## Task to complete
Copy out each line of the listing that has the word "duels" in it.

## Extracted information

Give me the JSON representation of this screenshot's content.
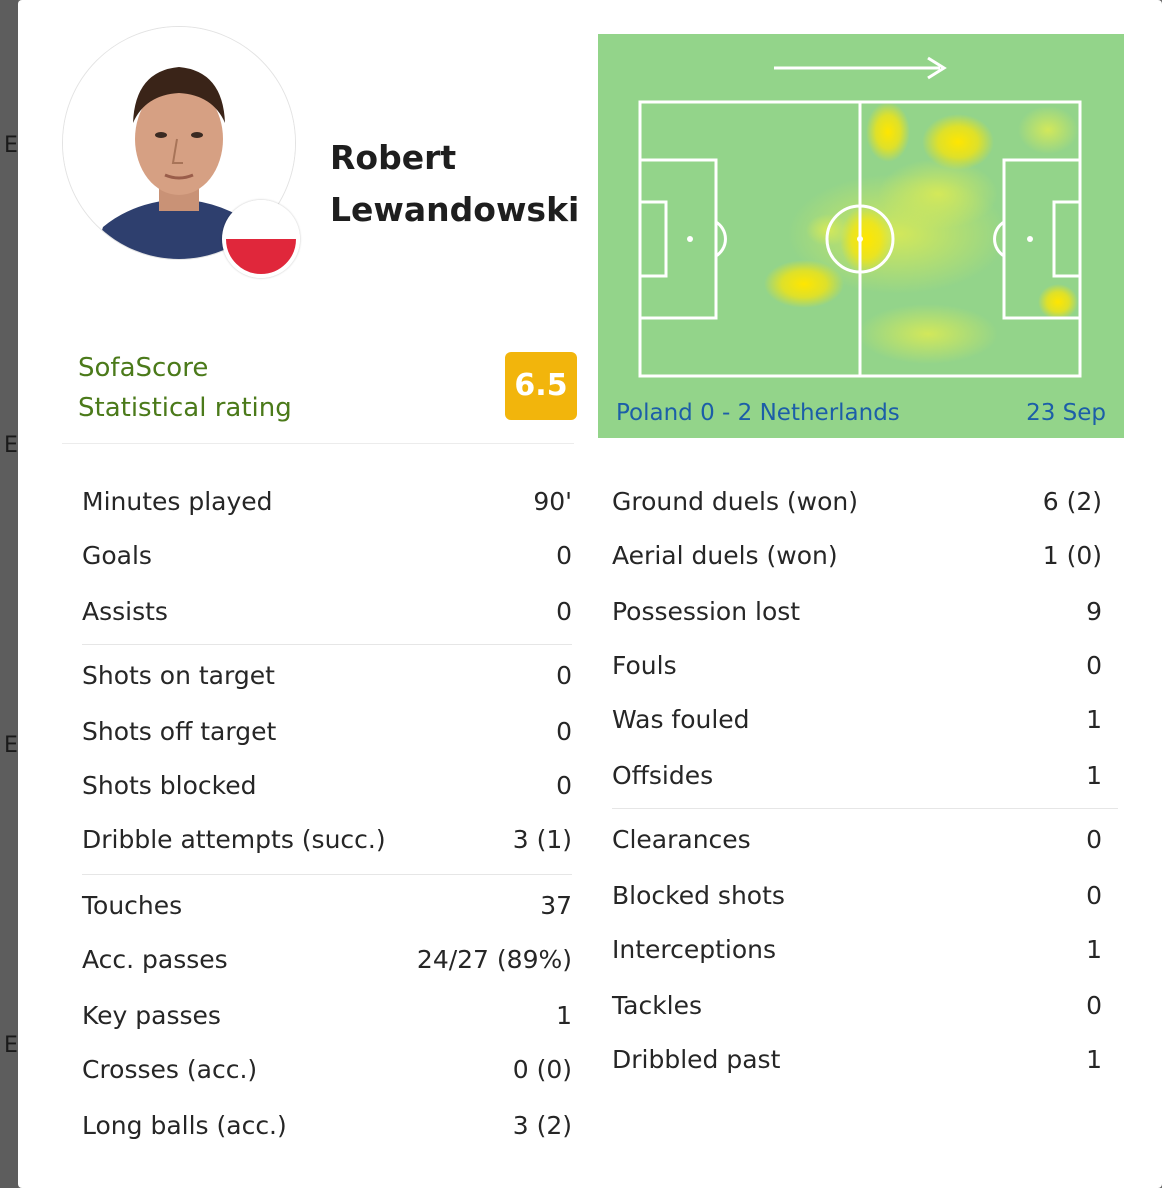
{
  "player": {
    "name": "Robert Lewandowski",
    "flag_colors": [
      "#ffffff",
      "#e0273b"
    ]
  },
  "rating": {
    "label_line1": "SofaScore",
    "label_line2": "Statistical rating",
    "value": "6.5",
    "badge_color": "#f2b50c"
  },
  "heatmap": {
    "direction_icon": "arrow-right-icon",
    "match": "Poland 0 - 2 Netherlands",
    "date": "23 Sep",
    "pitch_color": "#93d48a"
  },
  "stats_left": [
    {
      "label": "Minutes played",
      "value": "90'"
    },
    {
      "label": "Goals",
      "value": "0"
    },
    {
      "label": "Assists",
      "value": "0"
    },
    {
      "label": "Shots on target",
      "value": "0"
    },
    {
      "label": "Shots off target",
      "value": "0"
    },
    {
      "label": "Shots blocked",
      "value": "0"
    },
    {
      "label": "Dribble attempts (succ.)",
      "value": "3 (1)"
    },
    {
      "label": "Touches",
      "value": "37"
    },
    {
      "label": "Acc. passes",
      "value": "24/27 (89%)"
    },
    {
      "label": "Key passes",
      "value": "1"
    },
    {
      "label": "Crosses (acc.)",
      "value": "0 (0)"
    },
    {
      "label": "Long balls (acc.)",
      "value": "3 (2)"
    }
  ],
  "stats_right": [
    {
      "label": "Ground duels (won)",
      "value": "6 (2)"
    },
    {
      "label": "Aerial duels (won)",
      "value": "1 (0)"
    },
    {
      "label": "Possession lost",
      "value": "9"
    },
    {
      "label": "Fouls",
      "value": "0"
    },
    {
      "label": "Was fouled",
      "value": "1"
    },
    {
      "label": "Offsides",
      "value": "1"
    },
    {
      "label": "Clearances",
      "value": "0"
    },
    {
      "label": "Blocked shots",
      "value": "0"
    },
    {
      "label": "Interceptions",
      "value": "1"
    },
    {
      "label": "Tackles",
      "value": "0"
    },
    {
      "label": "Dribbled past",
      "value": "1"
    }
  ]
}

## Solution to the problem
      "label": "Ground duels (won)",
      "label": "Aerial duels (won)",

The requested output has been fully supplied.